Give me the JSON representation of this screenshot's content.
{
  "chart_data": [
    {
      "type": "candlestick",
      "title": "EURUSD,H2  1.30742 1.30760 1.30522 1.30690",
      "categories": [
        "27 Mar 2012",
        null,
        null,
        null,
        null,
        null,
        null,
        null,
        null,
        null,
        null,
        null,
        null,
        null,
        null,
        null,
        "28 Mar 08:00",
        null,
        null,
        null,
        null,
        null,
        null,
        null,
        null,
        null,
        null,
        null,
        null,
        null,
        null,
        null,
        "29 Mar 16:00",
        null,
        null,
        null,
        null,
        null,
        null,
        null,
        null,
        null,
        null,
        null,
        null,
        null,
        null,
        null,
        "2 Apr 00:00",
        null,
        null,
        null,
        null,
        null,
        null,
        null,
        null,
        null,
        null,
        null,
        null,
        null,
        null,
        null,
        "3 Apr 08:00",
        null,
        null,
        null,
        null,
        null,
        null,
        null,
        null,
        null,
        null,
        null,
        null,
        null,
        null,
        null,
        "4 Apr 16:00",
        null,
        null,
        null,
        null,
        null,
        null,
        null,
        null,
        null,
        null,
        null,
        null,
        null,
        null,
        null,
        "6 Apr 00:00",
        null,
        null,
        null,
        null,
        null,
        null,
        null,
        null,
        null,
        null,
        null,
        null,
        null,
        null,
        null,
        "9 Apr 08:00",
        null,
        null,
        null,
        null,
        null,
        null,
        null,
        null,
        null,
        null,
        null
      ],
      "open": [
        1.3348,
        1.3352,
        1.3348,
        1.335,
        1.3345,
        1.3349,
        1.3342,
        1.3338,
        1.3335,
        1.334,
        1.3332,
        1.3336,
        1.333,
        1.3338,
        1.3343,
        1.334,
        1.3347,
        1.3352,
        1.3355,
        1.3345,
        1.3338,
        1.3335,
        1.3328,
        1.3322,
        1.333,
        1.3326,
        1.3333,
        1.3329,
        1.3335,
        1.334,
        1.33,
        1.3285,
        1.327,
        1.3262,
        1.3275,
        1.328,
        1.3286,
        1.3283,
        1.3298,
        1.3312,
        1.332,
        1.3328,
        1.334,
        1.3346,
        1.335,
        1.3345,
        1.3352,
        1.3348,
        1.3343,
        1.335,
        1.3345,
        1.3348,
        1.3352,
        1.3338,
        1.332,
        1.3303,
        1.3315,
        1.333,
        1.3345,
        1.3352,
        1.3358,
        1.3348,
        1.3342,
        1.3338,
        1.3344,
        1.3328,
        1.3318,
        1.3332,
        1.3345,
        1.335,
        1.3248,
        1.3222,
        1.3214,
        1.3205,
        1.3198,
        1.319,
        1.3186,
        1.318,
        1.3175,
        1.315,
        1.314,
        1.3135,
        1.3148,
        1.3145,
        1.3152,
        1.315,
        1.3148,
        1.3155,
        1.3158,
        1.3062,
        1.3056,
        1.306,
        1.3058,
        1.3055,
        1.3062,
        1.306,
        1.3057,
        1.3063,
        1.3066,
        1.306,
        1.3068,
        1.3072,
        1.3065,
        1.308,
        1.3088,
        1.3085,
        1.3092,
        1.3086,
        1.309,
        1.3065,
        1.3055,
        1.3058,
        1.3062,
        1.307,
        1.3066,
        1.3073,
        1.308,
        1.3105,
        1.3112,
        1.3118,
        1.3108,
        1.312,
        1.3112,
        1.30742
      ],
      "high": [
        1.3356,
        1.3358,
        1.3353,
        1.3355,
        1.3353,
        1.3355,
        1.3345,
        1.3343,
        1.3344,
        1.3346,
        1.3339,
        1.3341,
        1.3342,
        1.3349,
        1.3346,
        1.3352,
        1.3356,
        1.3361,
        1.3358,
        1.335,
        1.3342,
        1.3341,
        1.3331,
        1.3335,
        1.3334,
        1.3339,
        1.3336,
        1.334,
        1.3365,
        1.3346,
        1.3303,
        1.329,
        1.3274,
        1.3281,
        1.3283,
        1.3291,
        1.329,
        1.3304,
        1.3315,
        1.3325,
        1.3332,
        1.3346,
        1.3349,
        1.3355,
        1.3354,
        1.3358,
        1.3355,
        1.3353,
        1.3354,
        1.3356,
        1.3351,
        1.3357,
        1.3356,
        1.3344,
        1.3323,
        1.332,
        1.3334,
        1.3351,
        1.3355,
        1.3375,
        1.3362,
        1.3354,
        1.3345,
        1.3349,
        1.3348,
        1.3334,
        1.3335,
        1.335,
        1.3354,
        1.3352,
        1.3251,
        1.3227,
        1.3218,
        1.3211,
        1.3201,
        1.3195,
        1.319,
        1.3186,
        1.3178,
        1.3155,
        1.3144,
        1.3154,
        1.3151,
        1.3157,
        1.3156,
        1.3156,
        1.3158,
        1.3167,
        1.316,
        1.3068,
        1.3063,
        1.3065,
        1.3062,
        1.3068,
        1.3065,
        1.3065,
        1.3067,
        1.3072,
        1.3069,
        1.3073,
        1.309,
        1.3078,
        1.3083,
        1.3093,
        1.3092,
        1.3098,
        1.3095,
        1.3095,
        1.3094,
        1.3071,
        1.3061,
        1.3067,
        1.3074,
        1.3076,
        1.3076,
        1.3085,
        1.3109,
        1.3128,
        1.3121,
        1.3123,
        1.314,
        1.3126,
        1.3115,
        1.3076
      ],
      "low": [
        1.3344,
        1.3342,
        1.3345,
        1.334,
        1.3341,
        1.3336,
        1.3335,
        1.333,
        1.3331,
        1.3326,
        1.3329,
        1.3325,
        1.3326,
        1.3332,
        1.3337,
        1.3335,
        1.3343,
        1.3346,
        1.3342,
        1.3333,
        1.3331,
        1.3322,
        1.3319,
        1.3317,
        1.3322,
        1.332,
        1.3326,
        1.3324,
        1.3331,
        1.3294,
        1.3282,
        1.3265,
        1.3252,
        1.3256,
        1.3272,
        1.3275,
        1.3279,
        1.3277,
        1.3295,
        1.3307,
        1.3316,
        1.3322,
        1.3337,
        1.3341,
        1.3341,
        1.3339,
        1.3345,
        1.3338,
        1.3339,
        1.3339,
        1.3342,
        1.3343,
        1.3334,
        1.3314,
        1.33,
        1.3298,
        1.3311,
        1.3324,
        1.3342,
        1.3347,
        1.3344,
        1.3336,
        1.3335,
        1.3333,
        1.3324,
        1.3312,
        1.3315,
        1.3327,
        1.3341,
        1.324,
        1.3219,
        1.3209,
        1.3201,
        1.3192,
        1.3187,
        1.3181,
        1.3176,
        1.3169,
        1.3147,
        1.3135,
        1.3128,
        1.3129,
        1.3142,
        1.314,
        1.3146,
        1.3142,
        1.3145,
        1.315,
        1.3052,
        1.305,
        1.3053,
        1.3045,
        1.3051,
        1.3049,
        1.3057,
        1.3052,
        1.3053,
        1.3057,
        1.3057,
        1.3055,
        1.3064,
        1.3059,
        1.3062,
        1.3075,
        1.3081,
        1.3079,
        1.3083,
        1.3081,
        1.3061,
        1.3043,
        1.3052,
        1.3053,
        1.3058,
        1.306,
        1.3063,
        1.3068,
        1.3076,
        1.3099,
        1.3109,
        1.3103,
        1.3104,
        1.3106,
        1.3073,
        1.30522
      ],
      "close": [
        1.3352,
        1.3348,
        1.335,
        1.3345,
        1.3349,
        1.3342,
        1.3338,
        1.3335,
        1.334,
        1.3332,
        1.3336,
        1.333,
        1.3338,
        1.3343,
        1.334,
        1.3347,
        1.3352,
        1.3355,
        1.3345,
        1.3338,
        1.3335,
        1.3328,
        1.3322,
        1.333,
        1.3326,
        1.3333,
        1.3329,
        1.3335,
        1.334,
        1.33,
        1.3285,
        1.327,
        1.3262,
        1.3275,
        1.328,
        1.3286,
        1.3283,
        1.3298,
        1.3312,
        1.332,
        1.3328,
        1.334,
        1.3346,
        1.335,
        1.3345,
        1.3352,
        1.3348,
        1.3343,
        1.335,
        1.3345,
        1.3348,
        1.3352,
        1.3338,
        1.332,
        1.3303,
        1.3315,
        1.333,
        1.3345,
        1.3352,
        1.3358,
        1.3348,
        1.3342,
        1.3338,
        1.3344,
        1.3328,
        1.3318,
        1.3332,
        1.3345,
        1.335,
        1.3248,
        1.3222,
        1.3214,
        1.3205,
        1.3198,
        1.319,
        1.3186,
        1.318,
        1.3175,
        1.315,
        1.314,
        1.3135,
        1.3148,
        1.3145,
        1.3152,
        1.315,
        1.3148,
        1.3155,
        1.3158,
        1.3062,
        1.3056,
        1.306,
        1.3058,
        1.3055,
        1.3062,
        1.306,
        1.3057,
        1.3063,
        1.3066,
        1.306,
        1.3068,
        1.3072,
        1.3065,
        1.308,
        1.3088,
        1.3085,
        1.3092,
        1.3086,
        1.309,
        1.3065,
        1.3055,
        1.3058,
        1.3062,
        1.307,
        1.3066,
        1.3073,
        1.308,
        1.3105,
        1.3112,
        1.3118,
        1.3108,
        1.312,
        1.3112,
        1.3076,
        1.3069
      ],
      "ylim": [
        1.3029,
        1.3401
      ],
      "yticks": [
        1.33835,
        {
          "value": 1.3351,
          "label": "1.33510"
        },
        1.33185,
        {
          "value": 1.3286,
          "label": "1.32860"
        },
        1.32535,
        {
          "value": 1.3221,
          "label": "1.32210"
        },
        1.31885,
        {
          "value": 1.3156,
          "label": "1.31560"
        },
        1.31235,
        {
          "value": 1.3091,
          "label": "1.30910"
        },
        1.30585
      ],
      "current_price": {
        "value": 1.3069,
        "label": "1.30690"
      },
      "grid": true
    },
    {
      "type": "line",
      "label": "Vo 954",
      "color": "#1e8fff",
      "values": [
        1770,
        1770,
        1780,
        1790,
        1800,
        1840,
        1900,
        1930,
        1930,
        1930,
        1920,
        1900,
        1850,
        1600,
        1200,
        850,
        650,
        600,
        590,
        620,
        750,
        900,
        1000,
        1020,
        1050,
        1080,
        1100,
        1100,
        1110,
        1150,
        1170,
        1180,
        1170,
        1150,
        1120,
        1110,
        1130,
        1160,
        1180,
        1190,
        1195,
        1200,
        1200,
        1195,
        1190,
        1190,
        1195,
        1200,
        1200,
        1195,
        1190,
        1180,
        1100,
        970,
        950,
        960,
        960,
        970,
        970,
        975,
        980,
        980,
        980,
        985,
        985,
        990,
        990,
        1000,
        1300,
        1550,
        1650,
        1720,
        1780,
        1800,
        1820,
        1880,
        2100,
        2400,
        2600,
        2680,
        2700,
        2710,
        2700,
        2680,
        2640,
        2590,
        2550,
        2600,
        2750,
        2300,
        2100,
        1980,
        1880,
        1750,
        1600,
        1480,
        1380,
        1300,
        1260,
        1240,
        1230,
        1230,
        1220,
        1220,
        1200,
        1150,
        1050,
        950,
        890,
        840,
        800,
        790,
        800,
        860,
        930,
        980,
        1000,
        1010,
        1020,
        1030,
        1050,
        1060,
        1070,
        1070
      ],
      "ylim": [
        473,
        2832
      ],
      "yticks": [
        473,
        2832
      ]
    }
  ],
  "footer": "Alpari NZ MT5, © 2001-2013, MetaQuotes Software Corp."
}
┄┄┄┄┄┄┄┄┄┄┄┄┄┄┄┄┄┄┄┄
→ **Exercise**: How many lines in the listing contain "label"? Answer with the number alone.

→ **Written response**: 7